** begin **
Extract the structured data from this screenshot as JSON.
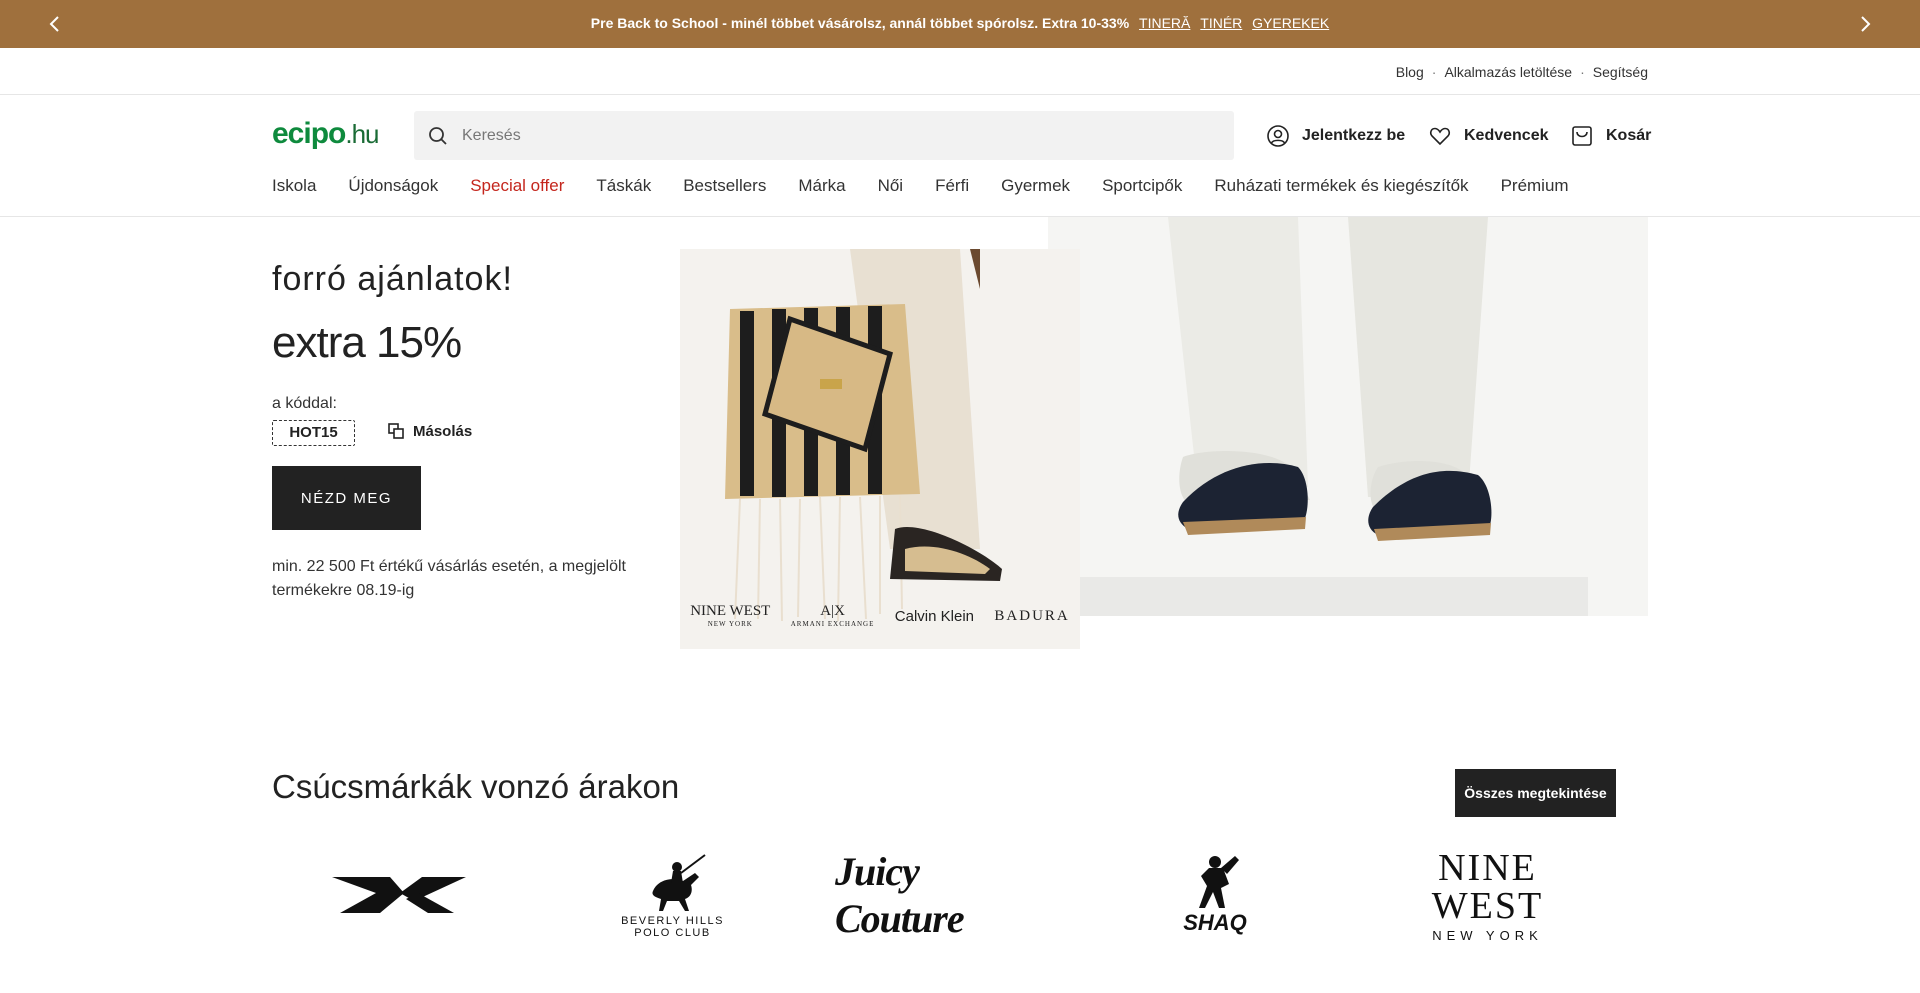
{
  "promo": {
    "text": "Pre Back to School - minél többet vásárolsz, annál többet spórolsz. Extra 10-33%",
    "links": [
      "TINERĂ",
      "TINÉR",
      "GYEREKEK"
    ]
  },
  "util_links": [
    "Blog",
    "Alkalmazás letöltése",
    "Segítség"
  ],
  "header": {
    "logo_main": "ecipo",
    "logo_tld": ".hu",
    "search_placeholder": "Keresés",
    "login": "Jelentkezz be",
    "favorites": "Kedvencek",
    "cart": "Kosár"
  },
  "nav": [
    "Iskola",
    "Újdonságok",
    "Special offer",
    "Táskák",
    "Bestsellers",
    "Márka",
    "Női",
    "Férfi",
    "Gyermek",
    "Sportcipők",
    "Ruházati termékek és kiegészítők",
    "Prémium"
  ],
  "hero": {
    "title1": "forró ajánlatok!",
    "title2": "extra 15%",
    "code_label": "a kóddal:",
    "code": "HOT15",
    "copy": "Másolás",
    "cta": "NÉZD MEG",
    "note": "min. 22 500 Ft értékű vásárlás esetén, a megjelölt termékekre 08.19-ig",
    "brands": {
      "nine_west": "NINE WEST",
      "nine_west_sub": "NEW YORK",
      "ax": "A|X",
      "ax_sub": "ARMANI EXCHANGE",
      "ck": "Calvin Klein",
      "badura": "BADURA"
    }
  },
  "brands_section": {
    "title": "Csúcsmárkák vonzó árakon",
    "all_button": "Összes megtekintése",
    "bhpc_line1": "BEVERLY HILLS",
    "bhpc_line2": "POLO CLUB",
    "juicy": "Juicy Couture",
    "shaq": "SHAQ",
    "nw_line1": "NINE WEST",
    "nw_line2": "NEW YORK"
  },
  "colors": {
    "promo_bg": "#9f703d",
    "logo_green": "#0e8a3d",
    "special_red": "#c4261d",
    "button_dark": "#222222"
  }
}
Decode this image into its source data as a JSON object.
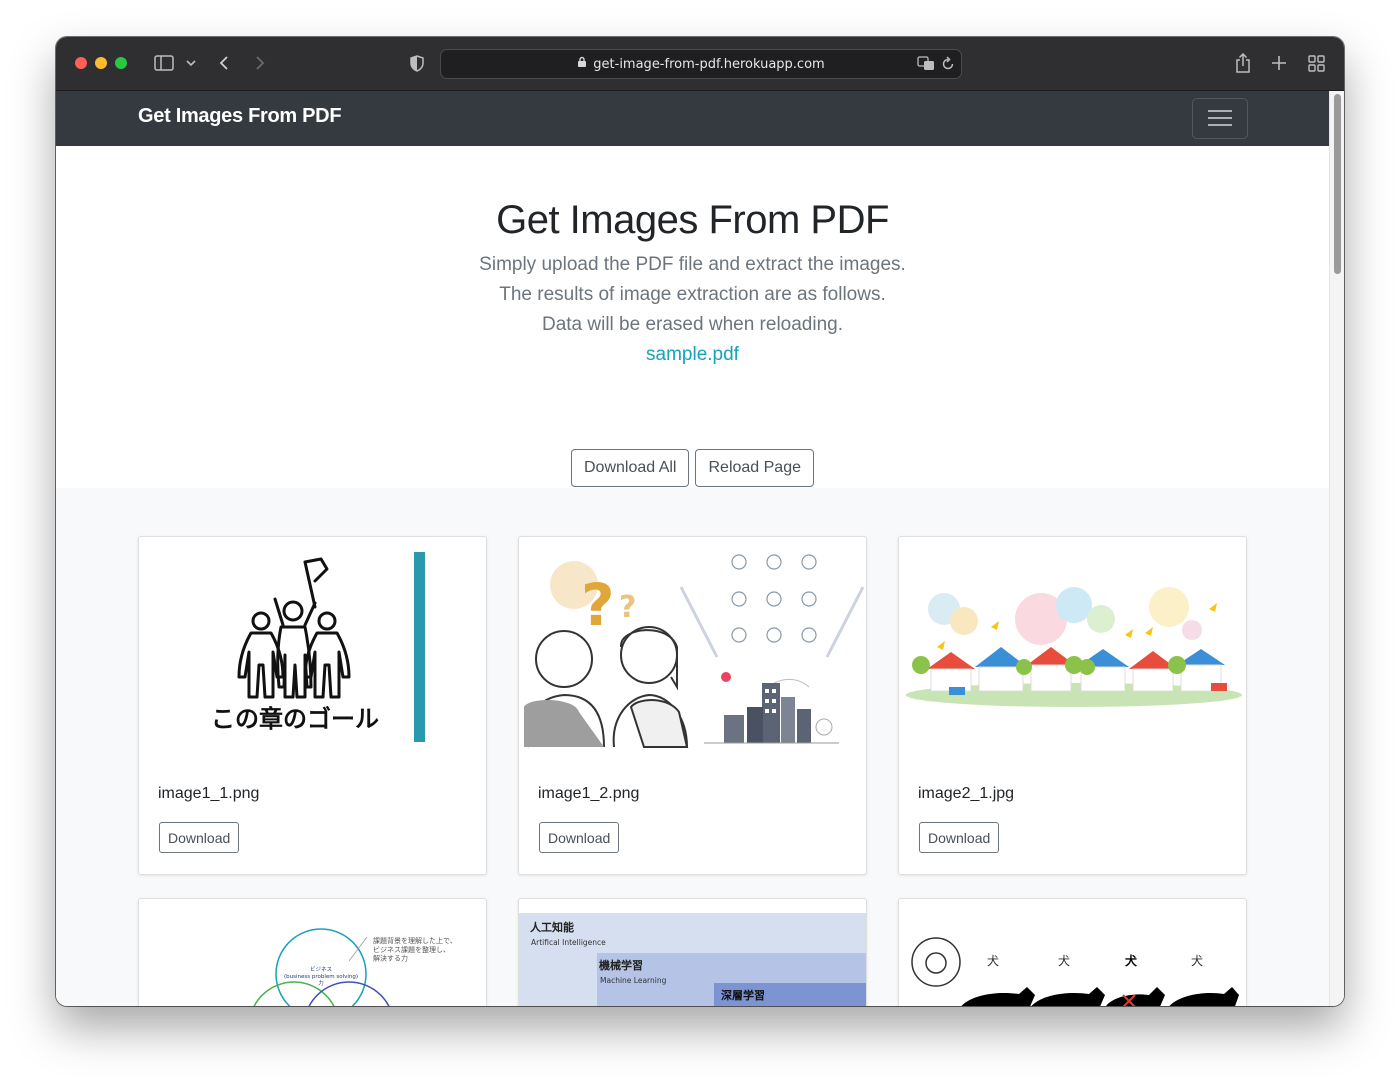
** end **
> _Aim of the task_
Print all entries exactly. The images do not belong in the copy.

> _Correct output_
Extract the structured data from this screenshot as JSON.
{
  "promo": {
    "text": "Pre Back to School - minél többet vásárolsz, annál többet spórolsz. Extra 10-33%",
    "links": [
      "TINERĂ",
      "TINÉR",
      "GYEREKEK"
    ]
  },
  "util_links": [
    "Blog",
    "Alkalmazás letöltése",
    "Segítség"
  ],
  "header": {
    "logo_main": "ecipo",
    "logo_tld": ".hu",
    "search_placeholder": "Keresés",
    "login": "Jelentkezz be",
    "favorites": "Kedvencek",
    "cart": "Kosár"
  },
  "nav": [
    "Iskola",
    "Újdonságok",
    "Special offer",
    "Táskák",
    "Bestsellers",
    "Márka",
    "Női",
    "Férfi",
    "Gyermek",
    "Sportcipők",
    "Ruházati termékek és kiegészítők",
    "Prémium"
  ],
  "hero": {
    "title1": "forró ajánlatok!",
    "title2": "extra 15%",
    "code_label": "a kóddal:",
    "code": "HOT15",
    "copy": "Másolás",
    "cta": "NÉZD MEG",
    "note": "min. 22 500 Ft értékű vásárlás esetén, a megjelölt termékekre 08.19-ig",
    "brands": {
      "nine_west": "NINE WEST",
      "nine_west_sub": "NEW YORK",
      "ax": "A|X",
      "ax_sub": "ARMANI EXCHANGE",
      "ck": "Calvin Klein",
      "badura": "BADURA"
    }
  },
  "brands_section": {
    "title": "Csúcsmárkák vonzó árakon",
    "all_button": "Összes megtekintése",
    "bhpc_line1": "BEVERLY HILLS",
    "bhpc_line2": "POLO CLUB",
    "juicy": "Juicy Couture",
    "shaq": "SHAQ",
    "nw_line1": "NINE WEST",
    "nw_line2": "NEW YORK"
  },
  "colors": {
    "promo_bg": "#9f703d",
    "logo_green": "#0e8a3d",
    "special_red": "#c4261d",
    "button_dark": "#222222"
  }
}
Decode this image into its source data as a JSON object.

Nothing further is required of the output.